Task description:
Every line with the word "title" in it should be extracted from the data that follows.

Extracted information:
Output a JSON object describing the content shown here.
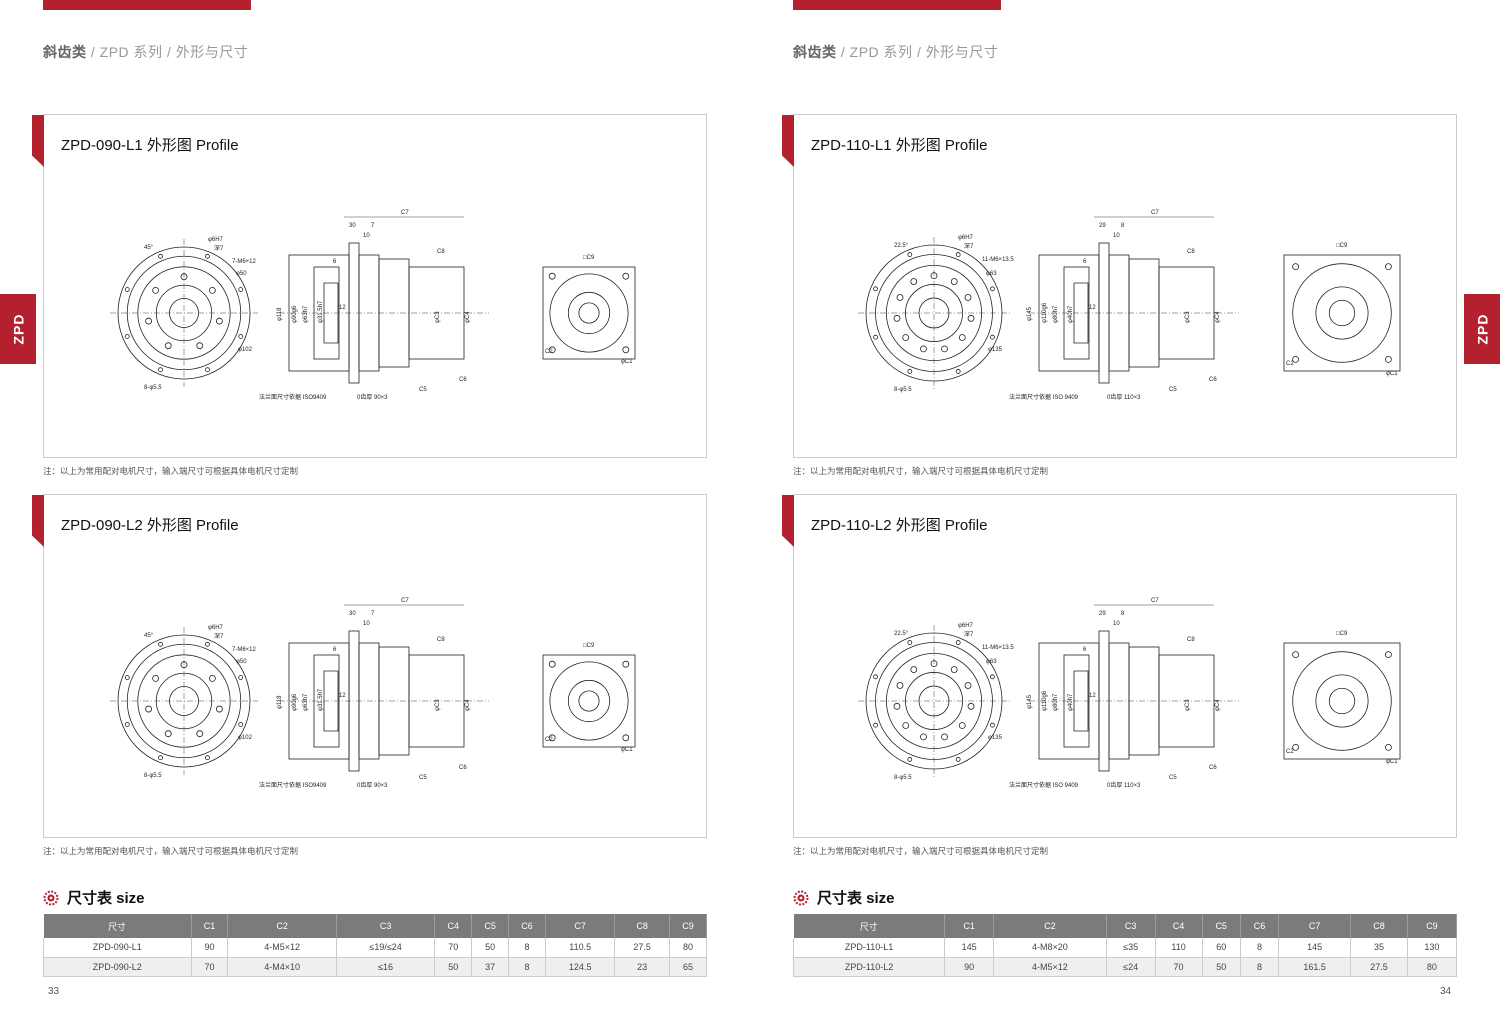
{
  "left": {
    "breadcrumb": {
      "bold": "斜齿类",
      "rest": " / ZPD 系列 / 外形与尺寸"
    },
    "side_tab": "ZPD",
    "panels": [
      {
        "title": "ZPD-090-L1 外形图 Profile",
        "labels": {
          "flange": "法兰面尺寸依据 ISO9409",
          "bolt": "8-φ5.5",
          "key": "0齿厚 90×3",
          "holes": "7-M6×12",
          "bore": "φ6H7",
          "depth": "深7",
          "c7": "C7",
          "c8": "C8",
          "c9": "□C9",
          "c5": "C5",
          "c6": "C6",
          "c2": "C2",
          "c1": "φC1",
          "c3": "φC3",
          "c4": "φC4",
          "d30": "30",
          "d10": "10",
          "d7": "7",
          "d6": "6",
          "d12": "12",
          "d118": "φ118",
          "d90": "φ90g6",
          "d63": "φ63h7",
          "d315": "φ31.5h7",
          "d50": "φ50",
          "d102": "φ102",
          "a45": "45°"
        }
      },
      {
        "title": "ZPD-090-L2 外形图 Profile",
        "labels": {
          "flange": "法兰面尺寸依据 ISO9409",
          "bolt": "8-φ5.5",
          "key": "0齿厚 90×3",
          "holes": "7-M6×12",
          "bore": "φ6H7",
          "depth": "深7",
          "c7": "C7",
          "c8": "C8",
          "c9": "□C9",
          "c5": "C5",
          "c6": "C6",
          "c2": "C2",
          "c1": "φC1",
          "c3": "φC3",
          "c4": "φC4",
          "d30": "30",
          "d10": "10",
          "d7": "7",
          "d6": "6",
          "d12": "12",
          "d118": "φ118",
          "d90": "φ90g6",
          "d63": "φ63h7",
          "d315": "φ31.5h7",
          "d50": "φ50",
          "d102": "φ102",
          "a45": "45°"
        }
      }
    ],
    "note": "注：以上为常用配对电机尺寸，输入端尺寸可根据具体电机尺寸定制",
    "size_heading": "尺寸表 size",
    "table": {
      "headers": [
        "尺寸",
        "C1",
        "C2",
        "C3",
        "C4",
        "C5",
        "C6",
        "C7",
        "C8",
        "C9"
      ],
      "rows": [
        [
          "ZPD-090-L1",
          "90",
          "4-M5×12",
          "≤19/≤24",
          "70",
          "50",
          "8",
          "110.5",
          "27.5",
          "80"
        ],
        [
          "ZPD-090-L2",
          "70",
          "4-M4×10",
          "≤16",
          "50",
          "37",
          "8",
          "124.5",
          "23",
          "65"
        ]
      ]
    },
    "page_number": "33"
  },
  "right": {
    "breadcrumb": {
      "bold": "斜齿类",
      "rest": " / ZPD 系列 / 外形与尺寸"
    },
    "side_tab": "ZPD",
    "panels": [
      {
        "title": "ZPD-110-L1 外形图 Profile",
        "labels": {
          "flange": "法兰面尺寸依据 ISO 9409",
          "bolt": "8-φ5.5",
          "key": "0齿厚 110×3",
          "holes": "11-M6×13.5",
          "bore": "φ6H7",
          "depth": "深7",
          "c7": "C7",
          "c8": "C8",
          "c9": "□C9",
          "c5": "C5",
          "c6": "C6",
          "c2": "C2",
          "c1": "φC1",
          "c3": "φC3",
          "c4": "φC4",
          "d30": "29",
          "d10": "10",
          "d7": "8",
          "d6": "6",
          "d12": "12",
          "d118": "φ145",
          "d90": "φ110g6",
          "d63": "φ80h7",
          "d315": "φ40h7",
          "d50": "φ63",
          "d102": "φ135",
          "a45": "22.5°"
        }
      },
      {
        "title": "ZPD-110-L2 外形图 Profile",
        "labels": {
          "flange": "法兰面尺寸依据 ISO 9409",
          "bolt": "8-φ5.5",
          "key": "0齿厚 110×3",
          "holes": "11-M6×13.5",
          "bore": "φ6H7",
          "depth": "深7",
          "c7": "C7",
          "c8": "C8",
          "c9": "□C9",
          "c5": "C5",
          "c6": "C6",
          "c2": "C2",
          "c1": "φC1",
          "c3": "φC3",
          "c4": "φC4",
          "d30": "29",
          "d10": "10",
          "d7": "8",
          "d6": "6",
          "d12": "12",
          "d118": "φ145",
          "d90": "φ110g6",
          "d63": "φ80h7",
          "d315": "φ40h7",
          "d50": "φ63",
          "d102": "φ135",
          "a45": "22.5°"
        }
      }
    ],
    "note": "注：以上为常用配对电机尺寸，输入端尺寸可根据具体电机尺寸定制",
    "size_heading": "尺寸表 size",
    "table": {
      "headers": [
        "尺寸",
        "C1",
        "C2",
        "C3",
        "C4",
        "C5",
        "C6",
        "C7",
        "C8",
        "C9"
      ],
      "rows": [
        [
          "ZPD-110-L1",
          "145",
          "4-M8×20",
          "≤35",
          "110",
          "60",
          "8",
          "145",
          "35",
          "130"
        ],
        [
          "ZPD-110-L2",
          "90",
          "4-M5×12",
          "≤24",
          "70",
          "50",
          "8",
          "161.5",
          "27.5",
          "80"
        ]
      ]
    },
    "page_number": "34"
  },
  "colors": {
    "accent": "#b5202e",
    "table_header": "#7b7b7b",
    "row_alt": "#efefef"
  },
  "icons": {
    "size_heading": "gear-icon"
  }
}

Expected output:
        "title": "ZPD-090-L1 外形图 Profile",
        "title": "ZPD-090-L2 外形图 Profile",
        "title": "ZPD-110-L1 外形图 Profile",
        "title": "ZPD-110-L2 外形图 Profile",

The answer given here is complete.